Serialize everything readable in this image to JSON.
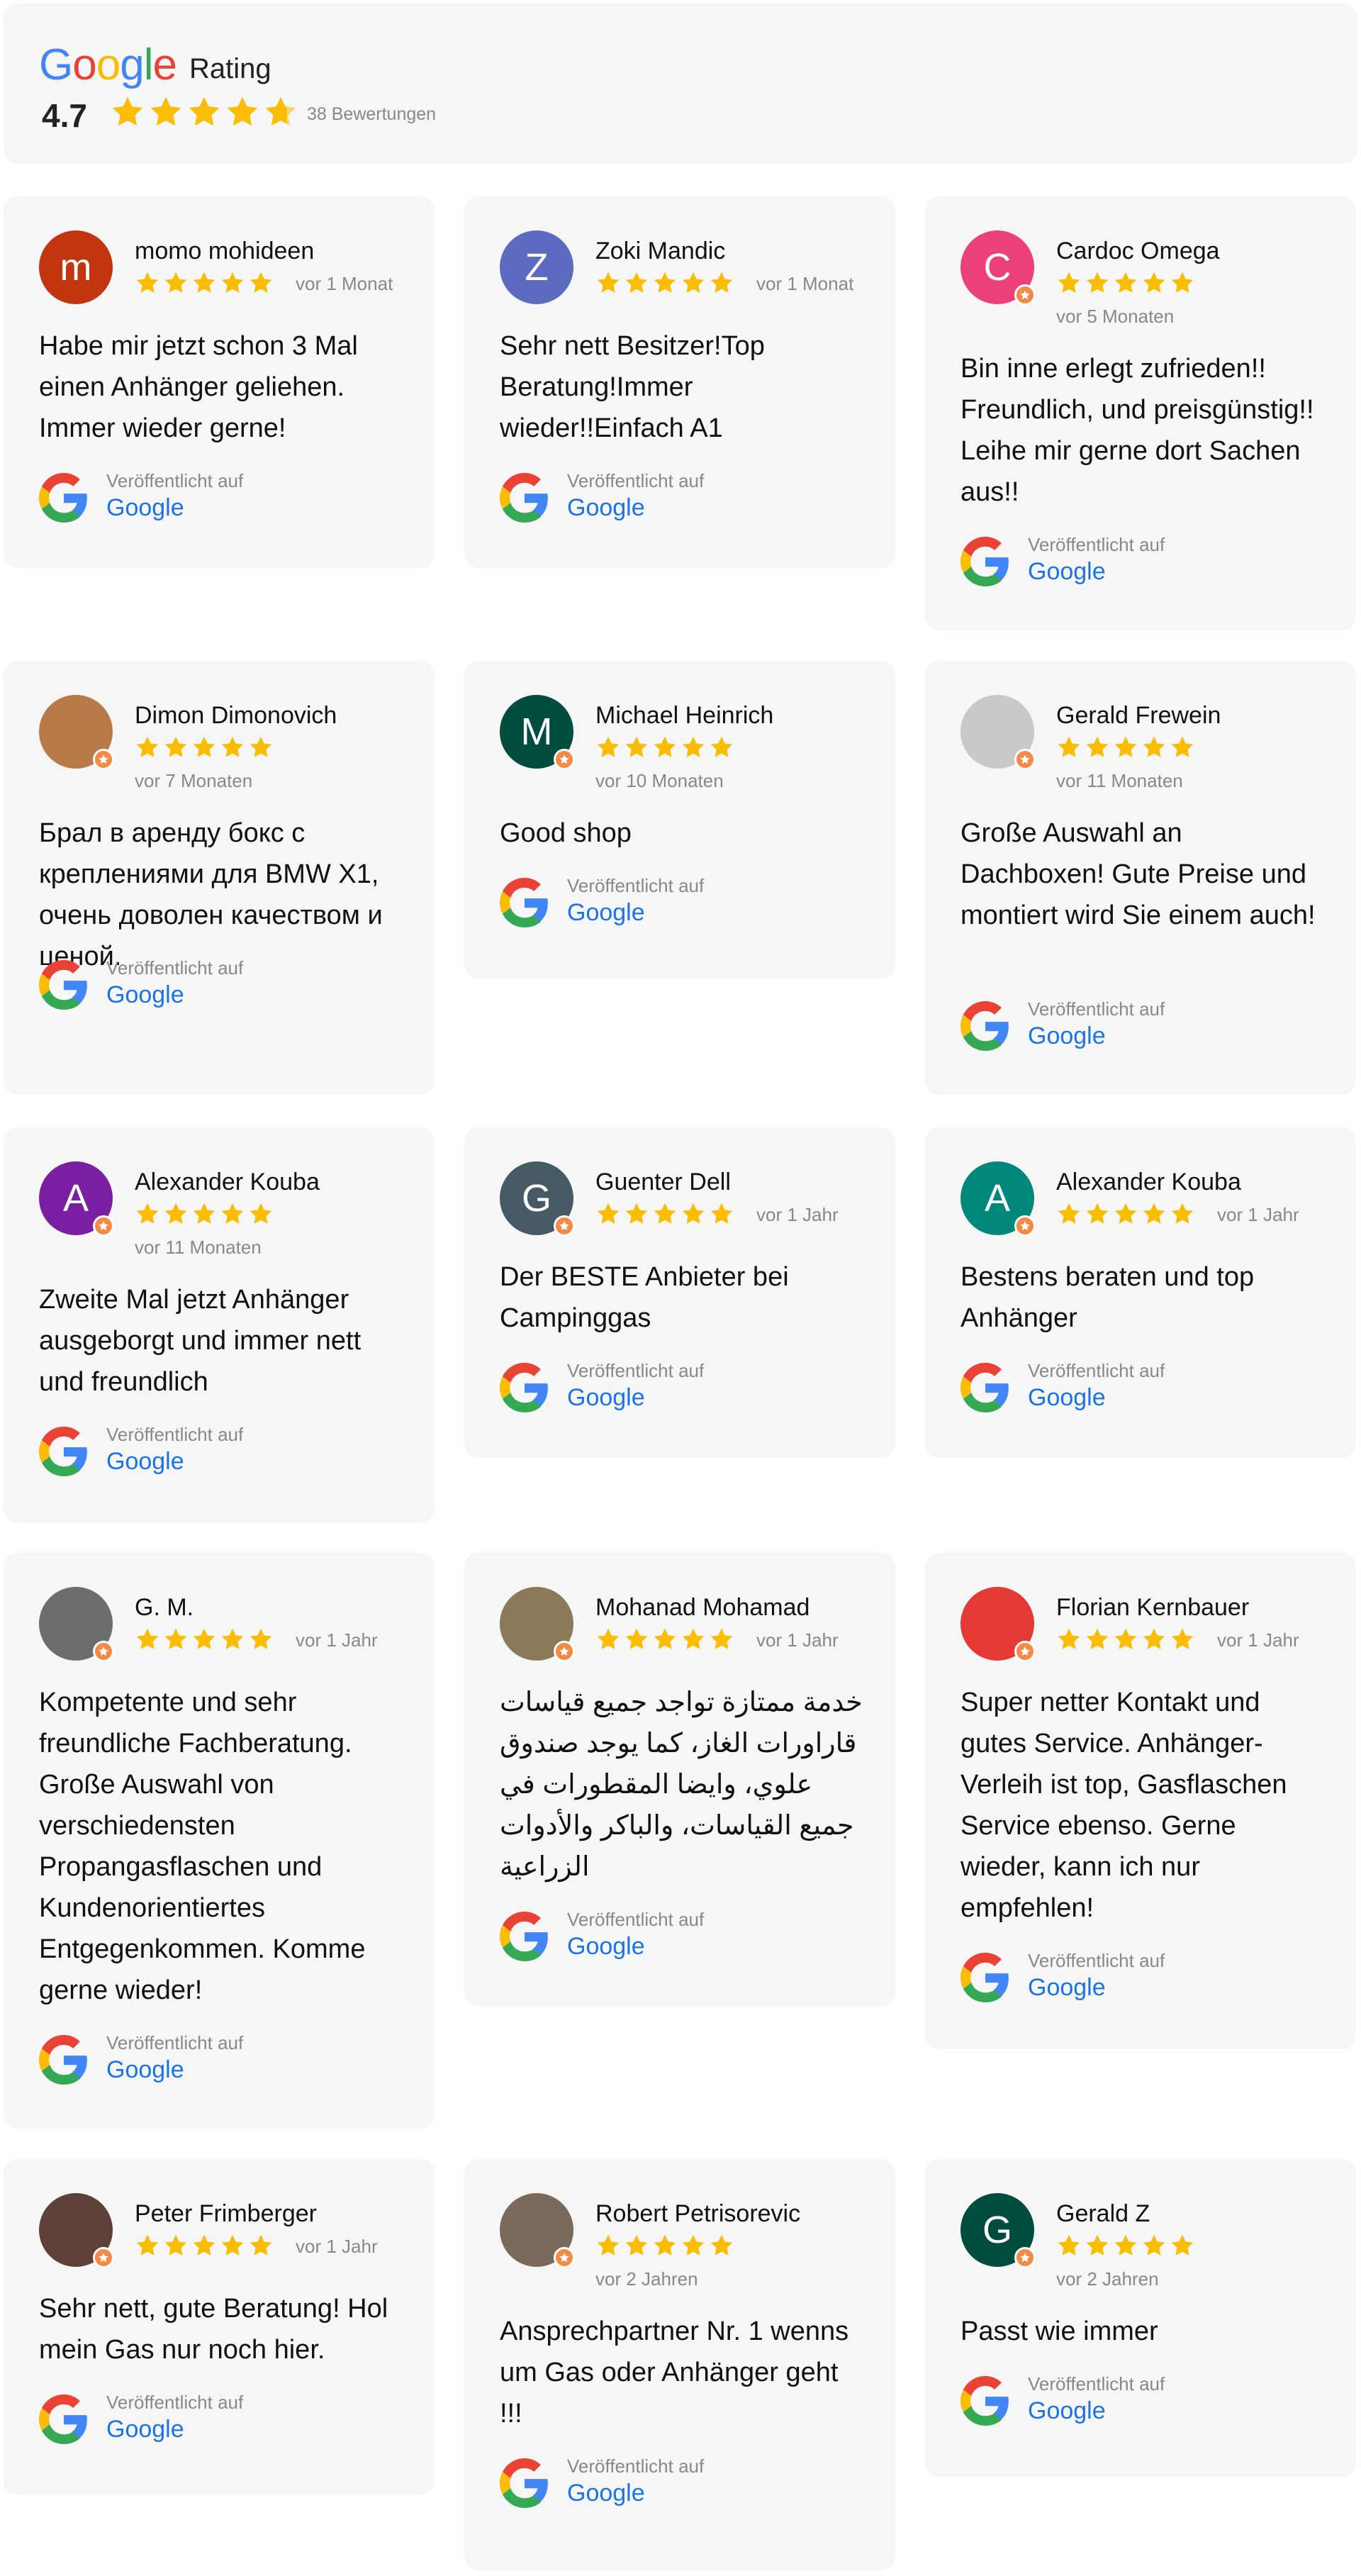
{
  "header": {
    "logo_text": "Google",
    "title": "Rating",
    "score": "4.7",
    "count": "38 Bewertungen",
    "stars": 4.7
  },
  "colors": {
    "star": "#fbbc04",
    "link": "#1a73e8",
    "card_bg": "#f6f6f6",
    "muted": "#888888",
    "badge": "#f48a45"
  },
  "published_label": "Veröffentlicht auf",
  "published_link": "Google",
  "reviews": [
    {
      "name": "momo mohideen",
      "date": "vor 1 Monat",
      "text": "Habe mir jetzt schon 3 Mal einen Anhänger geliehen. Immer wieder gerne!",
      "initial": "m",
      "avatar_color": "#c1360f",
      "rating": 5
    },
    {
      "name": "Zoki Mandic",
      "date": "vor 1 Monat",
      "text": "Sehr nett Besitzer!Top Beratung!Immer wieder!!Einfach A1",
      "initial": "Z",
      "avatar_color": "#5c6bc0",
      "rating": 5
    },
    {
      "name": "Cardoc Omega",
      "date": "vor 5 Monaten",
      "text": "Bin inne erlegt zufrieden!! Freundlich, und preisgünstig!! Leihe mir gerne dort Sachen aus!!",
      "initial": "C",
      "avatar_color": "#ec407a",
      "rating": 5
    },
    {
      "name": "Dimon Dimonovich",
      "date": "vor 7 Monaten",
      "text": "Брал в аренду бокс с креплениями для BMW X1, очень доволен качеством и ценой.",
      "initial": "",
      "avatar_color": "#b97a4a",
      "rating": 5
    },
    {
      "name": "Michael Heinrich",
      "date": "vor 10 Monaten",
      "text": "Good shop",
      "initial": "M",
      "avatar_color": "#004d40",
      "rating": 5
    },
    {
      "name": "Gerald Frewein",
      "date": "vor 11 Monaten",
      "text": "Große Auswahl an Dachboxen! Gute Preise und montiert wird Sie einem auch!",
      "initial": "",
      "avatar_color": "#c9c9c9",
      "rating": 5
    },
    {
      "name": "Alexander Kouba",
      "date": "vor 11 Monaten",
      "text": "Zweite Mal jetzt Anhänger ausgeborgt und immer nett und freundlich",
      "initial": "A",
      "avatar_color": "#7b1fa2",
      "rating": 5
    },
    {
      "name": "Guenter Dell",
      "date": "vor 1 Jahr",
      "text": "Der BESTE Anbieter bei Campinggas",
      "initial": "G",
      "avatar_color": "#455a64",
      "rating": 5
    },
    {
      "name": "Alexander Kouba",
      "date": "vor 1 Jahr",
      "text": "Bestens beraten und top Anhänger",
      "initial": "A",
      "avatar_color": "#00897b",
      "rating": 5
    },
    {
      "name": "G. M.",
      "date": "vor 1 Jahr",
      "text": "Kompetente und sehr freundliche Fachberatung. Große Auswahl von verschiedensten Propangasflaschen und Kundenorientiertes Entgegenkommen. Komme gerne wieder!",
      "initial": "",
      "avatar_color": "#6d6d6d",
      "rating": 5
    },
    {
      "name": "Mohanad Mohamad",
      "date": "vor 1 Jahr",
      "text": "خدمة ممتازة تواجد جميع قياسات قاراورات الغاز، كما يوجد صندوق علوي، وايضا المقطورات في جميع القياسات، والباكر والأدوات الزراعية",
      "initial": "",
      "avatar_color": "#8a7a5a",
      "rating": 5
    },
    {
      "name": "Florian Kernbauer",
      "date": "vor 1 Jahr",
      "text": "Super netter Kontakt und gutes Service. Anhänger-Verleih ist top, Gasflaschen Service ebenso. Gerne wieder, kann ich nur empfehlen!",
      "initial": "",
      "avatar_color": "#e53935",
      "rating": 5
    },
    {
      "name": "Peter Frimberger",
      "date": "vor 1 Jahr",
      "text": "Sehr nett, gute Beratung! Hol mein Gas nur noch hier.",
      "initial": "",
      "avatar_color": "#5d4037",
      "rating": 5
    },
    {
      "name": "Robert Petrisorevic",
      "date": "vor 2 Jahren",
      "text": "Ansprechpartner Nr. 1 wenns um Gas oder Anhänger geht !!!",
      "initial": "",
      "avatar_color": "#7a6a5a",
      "rating": 5
    },
    {
      "name": "Gerald Z",
      "date": "vor 2 Jahren",
      "text": "Passt wie immer",
      "initial": "G",
      "avatar_color": "#004d40",
      "rating": 5
    }
  ]
}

- What this task involves:
Pick out each line in the material containing "Auswahl".

- Solution to this exercise:
      "text": "Große Auswahl an Dachboxen! Gute Preise und montiert wird Sie einem auch!",
      "text": "Kompetente und sehr freundliche Fachberatung. Große Auswahl von verschiedensten Propangasflaschen und Kundenorientiertes Entgegenkommen. Komme gerne wieder!",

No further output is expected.